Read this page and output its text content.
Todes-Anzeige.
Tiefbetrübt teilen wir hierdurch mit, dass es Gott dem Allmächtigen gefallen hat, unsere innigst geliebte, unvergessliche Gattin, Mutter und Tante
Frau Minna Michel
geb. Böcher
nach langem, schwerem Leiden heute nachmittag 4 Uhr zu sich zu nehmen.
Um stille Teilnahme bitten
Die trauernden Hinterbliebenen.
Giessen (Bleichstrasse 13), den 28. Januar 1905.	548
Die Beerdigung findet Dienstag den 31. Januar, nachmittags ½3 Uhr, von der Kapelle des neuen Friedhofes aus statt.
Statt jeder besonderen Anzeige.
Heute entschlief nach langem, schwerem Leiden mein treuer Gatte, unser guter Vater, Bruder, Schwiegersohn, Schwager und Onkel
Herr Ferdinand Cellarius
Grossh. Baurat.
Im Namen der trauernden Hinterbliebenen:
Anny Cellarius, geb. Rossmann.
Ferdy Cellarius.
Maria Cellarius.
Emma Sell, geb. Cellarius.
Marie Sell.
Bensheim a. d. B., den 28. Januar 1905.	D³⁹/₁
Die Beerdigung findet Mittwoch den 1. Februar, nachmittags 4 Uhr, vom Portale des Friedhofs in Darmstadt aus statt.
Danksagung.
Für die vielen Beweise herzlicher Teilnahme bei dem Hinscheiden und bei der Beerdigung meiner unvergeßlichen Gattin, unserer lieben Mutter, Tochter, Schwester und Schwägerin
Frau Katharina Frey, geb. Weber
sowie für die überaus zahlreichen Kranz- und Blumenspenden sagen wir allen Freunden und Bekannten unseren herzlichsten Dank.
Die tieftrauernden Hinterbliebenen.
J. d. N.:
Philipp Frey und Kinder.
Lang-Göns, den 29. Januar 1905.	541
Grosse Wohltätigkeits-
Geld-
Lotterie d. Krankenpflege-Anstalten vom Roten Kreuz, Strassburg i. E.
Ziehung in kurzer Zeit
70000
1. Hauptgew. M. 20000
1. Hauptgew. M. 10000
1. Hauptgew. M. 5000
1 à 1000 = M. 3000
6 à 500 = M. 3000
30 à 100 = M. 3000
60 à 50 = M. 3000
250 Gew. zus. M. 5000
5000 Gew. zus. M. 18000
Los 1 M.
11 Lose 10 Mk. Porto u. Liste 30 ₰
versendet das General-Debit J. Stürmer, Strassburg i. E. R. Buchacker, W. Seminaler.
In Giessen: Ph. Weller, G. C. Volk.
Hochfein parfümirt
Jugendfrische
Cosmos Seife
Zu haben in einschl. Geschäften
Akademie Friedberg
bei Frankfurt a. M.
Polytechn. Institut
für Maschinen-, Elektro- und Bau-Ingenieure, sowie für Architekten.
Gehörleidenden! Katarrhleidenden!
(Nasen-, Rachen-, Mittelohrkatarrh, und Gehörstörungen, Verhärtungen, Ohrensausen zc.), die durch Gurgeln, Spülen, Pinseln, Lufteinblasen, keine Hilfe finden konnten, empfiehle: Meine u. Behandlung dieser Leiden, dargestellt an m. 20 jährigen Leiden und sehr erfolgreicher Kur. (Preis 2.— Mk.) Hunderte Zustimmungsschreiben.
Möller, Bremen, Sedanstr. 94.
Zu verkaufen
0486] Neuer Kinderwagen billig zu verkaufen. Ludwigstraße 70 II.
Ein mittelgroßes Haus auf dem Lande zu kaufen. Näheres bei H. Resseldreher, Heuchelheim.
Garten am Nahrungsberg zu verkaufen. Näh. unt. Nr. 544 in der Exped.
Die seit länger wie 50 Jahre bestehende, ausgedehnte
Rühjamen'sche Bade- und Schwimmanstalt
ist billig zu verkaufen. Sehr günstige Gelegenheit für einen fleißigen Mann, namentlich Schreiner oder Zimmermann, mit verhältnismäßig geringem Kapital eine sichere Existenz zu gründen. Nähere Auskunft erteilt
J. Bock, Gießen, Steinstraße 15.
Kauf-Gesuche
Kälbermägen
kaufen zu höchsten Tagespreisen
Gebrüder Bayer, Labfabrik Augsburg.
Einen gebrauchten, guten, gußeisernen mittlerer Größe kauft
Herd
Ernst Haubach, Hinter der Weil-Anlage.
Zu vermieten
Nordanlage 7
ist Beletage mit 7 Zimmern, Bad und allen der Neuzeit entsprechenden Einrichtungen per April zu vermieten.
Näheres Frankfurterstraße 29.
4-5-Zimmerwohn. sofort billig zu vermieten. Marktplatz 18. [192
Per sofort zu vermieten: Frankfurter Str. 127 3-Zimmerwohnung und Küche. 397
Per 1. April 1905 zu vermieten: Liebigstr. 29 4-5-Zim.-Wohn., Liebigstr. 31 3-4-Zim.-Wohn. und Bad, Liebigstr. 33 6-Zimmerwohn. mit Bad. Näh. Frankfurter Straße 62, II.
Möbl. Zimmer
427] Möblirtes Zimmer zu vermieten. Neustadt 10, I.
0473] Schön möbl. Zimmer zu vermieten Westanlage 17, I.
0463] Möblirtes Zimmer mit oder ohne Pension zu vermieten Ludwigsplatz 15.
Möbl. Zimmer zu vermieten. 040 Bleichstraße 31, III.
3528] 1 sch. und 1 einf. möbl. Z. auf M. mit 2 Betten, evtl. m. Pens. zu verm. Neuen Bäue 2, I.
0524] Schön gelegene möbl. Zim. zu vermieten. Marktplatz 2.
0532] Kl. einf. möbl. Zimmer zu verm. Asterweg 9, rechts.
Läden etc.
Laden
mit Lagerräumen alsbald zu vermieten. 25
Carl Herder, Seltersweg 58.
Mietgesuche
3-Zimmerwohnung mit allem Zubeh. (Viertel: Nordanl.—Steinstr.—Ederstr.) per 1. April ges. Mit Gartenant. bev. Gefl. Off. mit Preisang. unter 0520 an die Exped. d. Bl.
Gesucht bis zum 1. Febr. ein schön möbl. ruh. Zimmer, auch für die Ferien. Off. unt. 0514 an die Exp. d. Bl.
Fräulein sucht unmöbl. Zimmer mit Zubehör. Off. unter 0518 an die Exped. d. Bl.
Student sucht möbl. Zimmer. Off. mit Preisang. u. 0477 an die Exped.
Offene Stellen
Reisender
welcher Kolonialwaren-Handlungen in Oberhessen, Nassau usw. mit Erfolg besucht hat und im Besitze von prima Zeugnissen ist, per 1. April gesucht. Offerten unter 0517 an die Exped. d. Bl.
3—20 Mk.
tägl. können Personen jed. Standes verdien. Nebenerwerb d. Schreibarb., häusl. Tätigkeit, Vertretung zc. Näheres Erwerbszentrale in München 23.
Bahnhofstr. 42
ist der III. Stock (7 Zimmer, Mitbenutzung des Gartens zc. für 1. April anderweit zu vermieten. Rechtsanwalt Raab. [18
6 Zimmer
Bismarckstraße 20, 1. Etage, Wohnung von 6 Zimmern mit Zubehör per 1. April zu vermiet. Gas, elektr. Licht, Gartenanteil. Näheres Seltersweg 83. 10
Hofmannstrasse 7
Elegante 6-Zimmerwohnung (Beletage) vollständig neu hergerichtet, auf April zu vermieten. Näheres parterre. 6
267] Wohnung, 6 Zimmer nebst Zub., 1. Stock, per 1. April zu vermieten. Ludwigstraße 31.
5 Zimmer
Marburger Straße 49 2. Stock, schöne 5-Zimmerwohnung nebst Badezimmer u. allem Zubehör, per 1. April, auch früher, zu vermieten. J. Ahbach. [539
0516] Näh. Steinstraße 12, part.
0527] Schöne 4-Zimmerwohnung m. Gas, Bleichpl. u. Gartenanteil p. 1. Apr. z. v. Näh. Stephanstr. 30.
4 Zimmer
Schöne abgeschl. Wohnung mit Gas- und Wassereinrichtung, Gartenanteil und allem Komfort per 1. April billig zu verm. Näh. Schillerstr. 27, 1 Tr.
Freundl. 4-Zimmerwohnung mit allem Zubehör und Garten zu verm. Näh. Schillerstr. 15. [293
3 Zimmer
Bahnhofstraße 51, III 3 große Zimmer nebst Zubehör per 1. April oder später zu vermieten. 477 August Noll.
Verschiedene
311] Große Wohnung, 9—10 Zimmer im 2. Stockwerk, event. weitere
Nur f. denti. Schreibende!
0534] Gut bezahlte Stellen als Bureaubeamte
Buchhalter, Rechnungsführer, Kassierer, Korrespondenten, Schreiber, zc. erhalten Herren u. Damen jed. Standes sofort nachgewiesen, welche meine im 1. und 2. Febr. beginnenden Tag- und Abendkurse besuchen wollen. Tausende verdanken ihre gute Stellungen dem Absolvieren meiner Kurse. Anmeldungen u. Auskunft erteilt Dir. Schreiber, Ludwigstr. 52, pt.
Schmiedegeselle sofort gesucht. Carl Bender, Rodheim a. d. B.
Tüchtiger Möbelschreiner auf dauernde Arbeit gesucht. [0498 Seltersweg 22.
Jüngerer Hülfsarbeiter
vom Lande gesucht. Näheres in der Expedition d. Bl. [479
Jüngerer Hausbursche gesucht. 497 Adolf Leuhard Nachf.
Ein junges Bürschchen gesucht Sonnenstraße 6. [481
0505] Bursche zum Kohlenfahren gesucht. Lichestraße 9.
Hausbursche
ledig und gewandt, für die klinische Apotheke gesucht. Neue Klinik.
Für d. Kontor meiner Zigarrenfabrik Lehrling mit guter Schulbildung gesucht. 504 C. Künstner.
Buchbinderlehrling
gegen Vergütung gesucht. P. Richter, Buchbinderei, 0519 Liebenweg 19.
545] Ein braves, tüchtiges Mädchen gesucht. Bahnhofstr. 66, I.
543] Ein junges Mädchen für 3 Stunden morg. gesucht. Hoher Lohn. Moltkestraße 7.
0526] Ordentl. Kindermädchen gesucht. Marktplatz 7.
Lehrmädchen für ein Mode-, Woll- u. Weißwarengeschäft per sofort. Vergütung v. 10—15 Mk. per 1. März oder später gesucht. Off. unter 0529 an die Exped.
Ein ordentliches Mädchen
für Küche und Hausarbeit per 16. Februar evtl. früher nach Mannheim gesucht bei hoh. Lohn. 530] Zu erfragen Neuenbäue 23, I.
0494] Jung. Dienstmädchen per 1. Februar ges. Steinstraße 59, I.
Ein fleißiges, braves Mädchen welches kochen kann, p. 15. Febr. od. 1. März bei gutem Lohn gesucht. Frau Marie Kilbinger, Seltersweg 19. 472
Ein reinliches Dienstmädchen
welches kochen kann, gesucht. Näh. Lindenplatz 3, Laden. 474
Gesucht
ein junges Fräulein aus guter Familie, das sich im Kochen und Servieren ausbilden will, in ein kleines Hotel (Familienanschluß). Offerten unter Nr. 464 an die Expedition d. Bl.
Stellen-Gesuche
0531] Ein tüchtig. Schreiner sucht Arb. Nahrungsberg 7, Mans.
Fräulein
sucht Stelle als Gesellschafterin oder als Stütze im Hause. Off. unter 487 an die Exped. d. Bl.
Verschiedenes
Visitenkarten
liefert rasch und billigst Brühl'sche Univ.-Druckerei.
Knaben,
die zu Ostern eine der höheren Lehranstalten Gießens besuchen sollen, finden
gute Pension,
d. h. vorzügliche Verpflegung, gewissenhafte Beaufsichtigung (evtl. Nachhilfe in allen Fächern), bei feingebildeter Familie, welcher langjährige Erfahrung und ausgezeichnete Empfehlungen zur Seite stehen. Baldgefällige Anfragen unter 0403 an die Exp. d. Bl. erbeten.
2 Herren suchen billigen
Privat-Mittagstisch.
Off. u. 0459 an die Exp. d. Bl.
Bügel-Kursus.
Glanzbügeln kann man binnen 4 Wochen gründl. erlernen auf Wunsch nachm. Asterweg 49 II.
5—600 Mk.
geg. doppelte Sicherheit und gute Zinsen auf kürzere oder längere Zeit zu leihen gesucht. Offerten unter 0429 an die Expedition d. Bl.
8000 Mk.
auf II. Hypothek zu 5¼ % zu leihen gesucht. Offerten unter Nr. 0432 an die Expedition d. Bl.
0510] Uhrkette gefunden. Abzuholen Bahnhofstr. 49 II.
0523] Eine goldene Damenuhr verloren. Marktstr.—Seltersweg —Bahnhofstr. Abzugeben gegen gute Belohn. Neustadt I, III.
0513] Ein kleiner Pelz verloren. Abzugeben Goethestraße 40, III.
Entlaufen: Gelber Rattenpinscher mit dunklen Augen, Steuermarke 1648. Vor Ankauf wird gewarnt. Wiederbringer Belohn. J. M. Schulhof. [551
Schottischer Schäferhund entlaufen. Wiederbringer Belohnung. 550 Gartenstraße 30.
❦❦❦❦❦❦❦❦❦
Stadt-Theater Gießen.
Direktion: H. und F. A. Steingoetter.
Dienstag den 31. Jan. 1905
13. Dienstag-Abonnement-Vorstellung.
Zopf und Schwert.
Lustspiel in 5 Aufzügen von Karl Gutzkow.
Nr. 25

• [Task requirements]:
Report only how many lines in the records contain the word "Möblirtes".

• [Written solution]:
2